• _Problem details_:
Reproduce all of the data below without alteration; exclude every picture.

::: The input

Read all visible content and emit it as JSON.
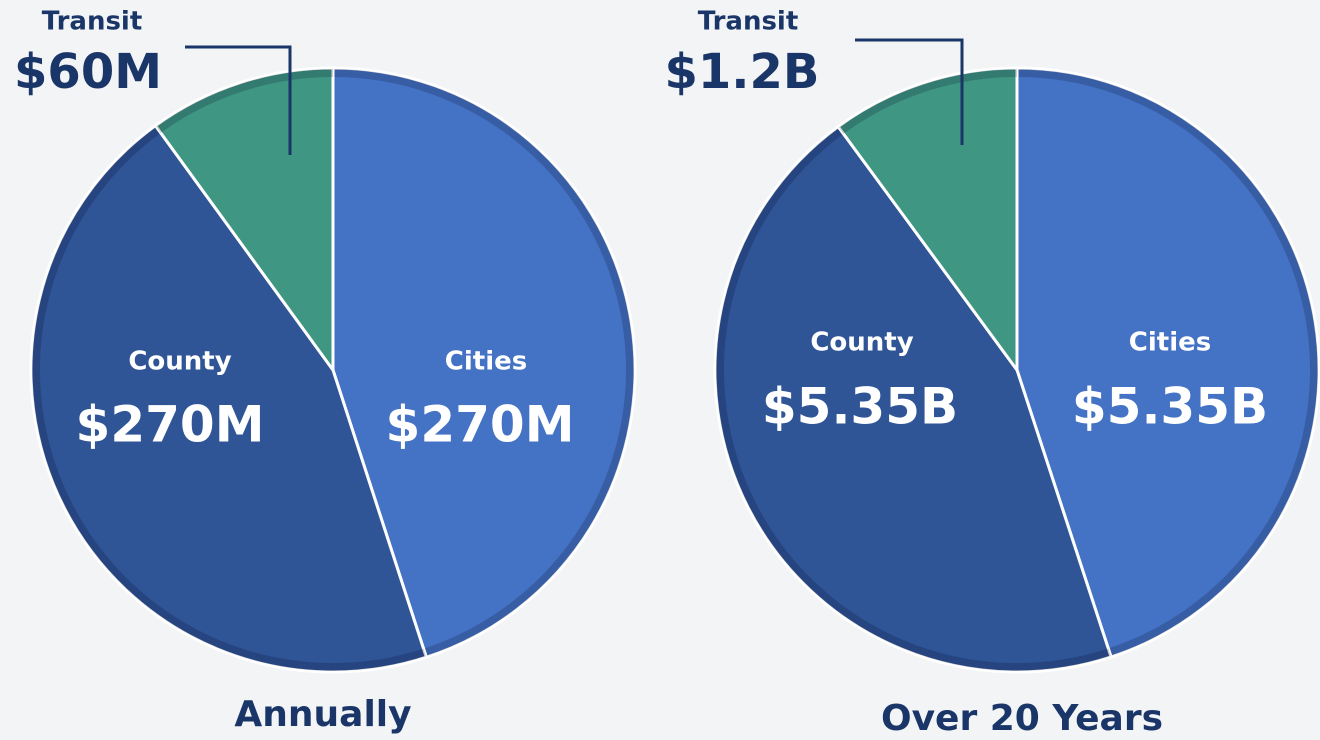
{
  "chart_data": [
    {
      "type": "pie",
      "title": "Annually",
      "categories": [
        "Cities",
        "County",
        "Transit"
      ],
      "values": [
        270,
        270,
        60
      ],
      "value_labels": [
        "$270M",
        "$270M",
        "$60M"
      ],
      "colors": [
        "#4472c4",
        "#2f5597",
        "#3f9683"
      ]
    },
    {
      "type": "pie",
      "title": "Over 20 Years",
      "categories": [
        "Cities",
        "County",
        "Transit"
      ],
      "values": [
        5.35,
        5.35,
        1.2
      ],
      "value_labels": [
        "$5.35B",
        "$5.35B",
        "$1.2B"
      ],
      "colors": [
        "#4472c4",
        "#2f5597",
        "#3f9683"
      ]
    }
  ]
}
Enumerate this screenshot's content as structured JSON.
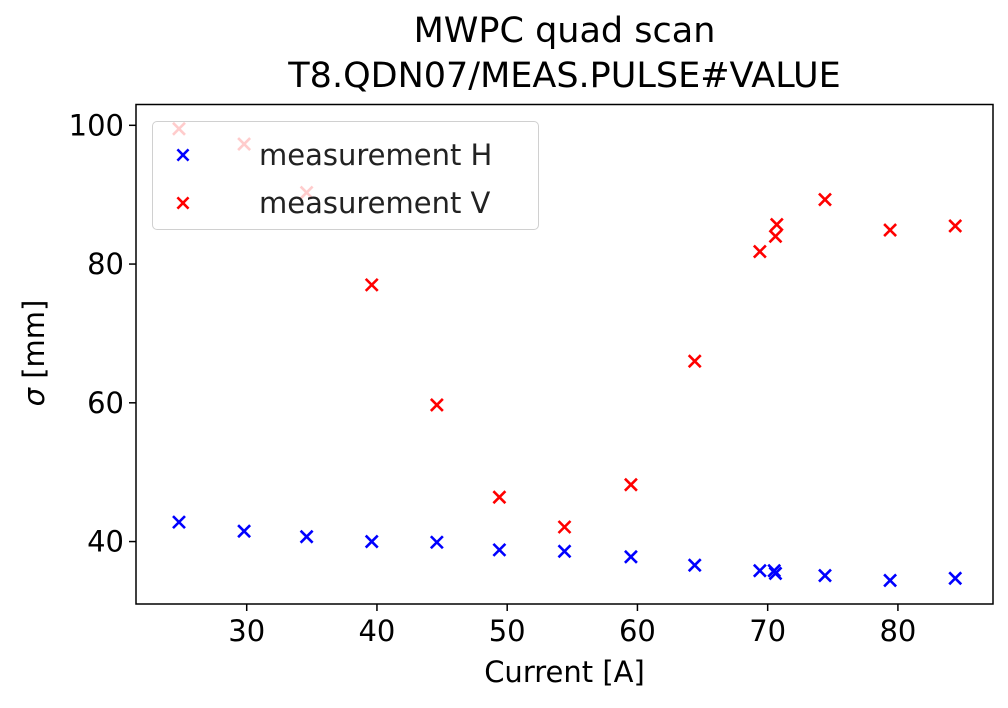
{
  "chart_data": {
    "type": "scatter",
    "title": "MWPC quad scan",
    "subtitle": "T8.QDN07/MEAS.PULSE#VALUE",
    "xlabel": "Current [A]",
    "ylabel_symbol": "σ",
    "ylabel_unit": "[mm]",
    "xlim": [
      21.5,
      87.3
    ],
    "ylim": [
      31,
      103
    ],
    "xticks": [
      30,
      40,
      50,
      60,
      70,
      80
    ],
    "yticks": [
      40,
      60,
      80,
      100
    ],
    "legend_position": "upper-left",
    "marker": "x",
    "series": [
      {
        "name": "measurement H",
        "color": "#0000ff",
        "x": [
          24.8,
          29.8,
          34.6,
          39.6,
          44.6,
          49.4,
          54.4,
          59.5,
          64.4,
          69.4,
          70.5,
          70.6,
          74.4,
          79.4,
          84.4
        ],
        "y": [
          42.8,
          41.5,
          40.7,
          40.0,
          39.9,
          38.8,
          38.6,
          37.8,
          36.6,
          35.8,
          35.8,
          35.4,
          35.1,
          34.4,
          34.7
        ]
      },
      {
        "name": "measurement V",
        "color": "#ff0000",
        "x": [
          24.8,
          29.8,
          34.6,
          39.6,
          44.6,
          49.4,
          54.4,
          59.5,
          64.4,
          69.4,
          70.6,
          70.7,
          74.4,
          79.4,
          84.4
        ],
        "y": [
          99.5,
          97.3,
          90.3,
          77.0,
          59.7,
          46.4,
          42.1,
          48.2,
          66.0,
          81.8,
          84.0,
          85.7,
          89.3,
          84.9,
          85.5
        ]
      }
    ]
  }
}
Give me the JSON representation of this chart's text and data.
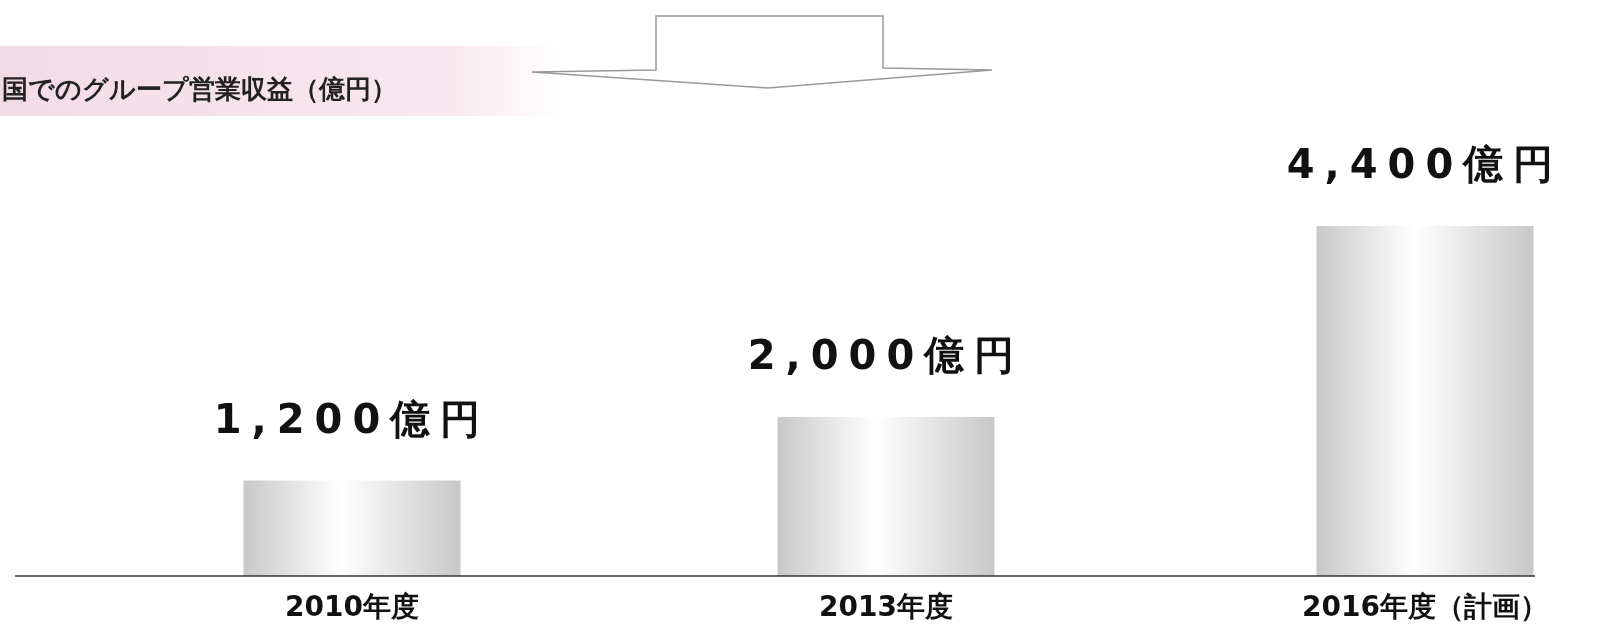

::::::

• _Response to the exercise_:
Read all visible content and emit it as JSON.
{
  "chart_data": [
    {
      "type": "pie",
      "title": "Annually",
      "categories": [
        "Cities",
        "County",
        "Transit"
      ],
      "values": [
        270,
        270,
        60
      ],
      "value_labels": [
        "$270M",
        "$270M",
        "$60M"
      ],
      "colors": [
        "#4472c4",
        "#2f5597",
        "#3f9683"
      ]
    },
    {
      "type": "pie",
      "title": "Over 20 Years",
      "categories": [
        "Cities",
        "County",
        "Transit"
      ],
      "values": [
        5.35,
        5.35,
        1.2
      ],
      "value_labels": [
        "$5.35B",
        "$5.35B",
        "$1.2B"
      ],
      "colors": [
        "#4472c4",
        "#2f5597",
        "#3f9683"
      ]
    }
  ]
}
Enumerate this screenshot's content as structured JSON.
{
  "chart_data": {
    "type": "scatter",
    "title": "MWPC quad scan",
    "subtitle": "T8.QDN07/MEAS.PULSE#VALUE",
    "xlabel": "Current [A]",
    "ylabel_symbol": "σ",
    "ylabel_unit": "[mm]",
    "xlim": [
      21.5,
      87.3
    ],
    "ylim": [
      31,
      103
    ],
    "xticks": [
      30,
      40,
      50,
      60,
      70,
      80
    ],
    "yticks": [
      40,
      60,
      80,
      100
    ],
    "legend_position": "upper-left",
    "marker": "x",
    "series": [
      {
        "name": "measurement H",
        "color": "#0000ff",
        "x": [
          24.8,
          29.8,
          34.6,
          39.6,
          44.6,
          49.4,
          54.4,
          59.5,
          64.4,
          69.4,
          70.5,
          70.6,
          74.4,
          79.4,
          84.4
        ],
        "y": [
          42.8,
          41.5,
          40.7,
          40.0,
          39.9,
          38.8,
          38.6,
          37.8,
          36.6,
          35.8,
          35.8,
          35.4,
          35.1,
          34.4,
          34.7
        ]
      },
      {
        "name": "measurement V",
        "color": "#ff0000",
        "x": [
          24.8,
          29.8,
          34.6,
          39.6,
          44.6,
          49.4,
          54.4,
          59.5,
          64.4,
          69.4,
          70.6,
          70.7,
          74.4,
          79.4,
          84.4
        ],
        "y": [
          99.5,
          97.3,
          90.3,
          77.0,
          59.7,
          46.4,
          42.1,
          48.2,
          66.0,
          81.8,
          84.0,
          85.7,
          89.3,
          84.9,
          85.5
        ]
      }
    ]
  }
}
Give me the JSON representation of this chart's text and data.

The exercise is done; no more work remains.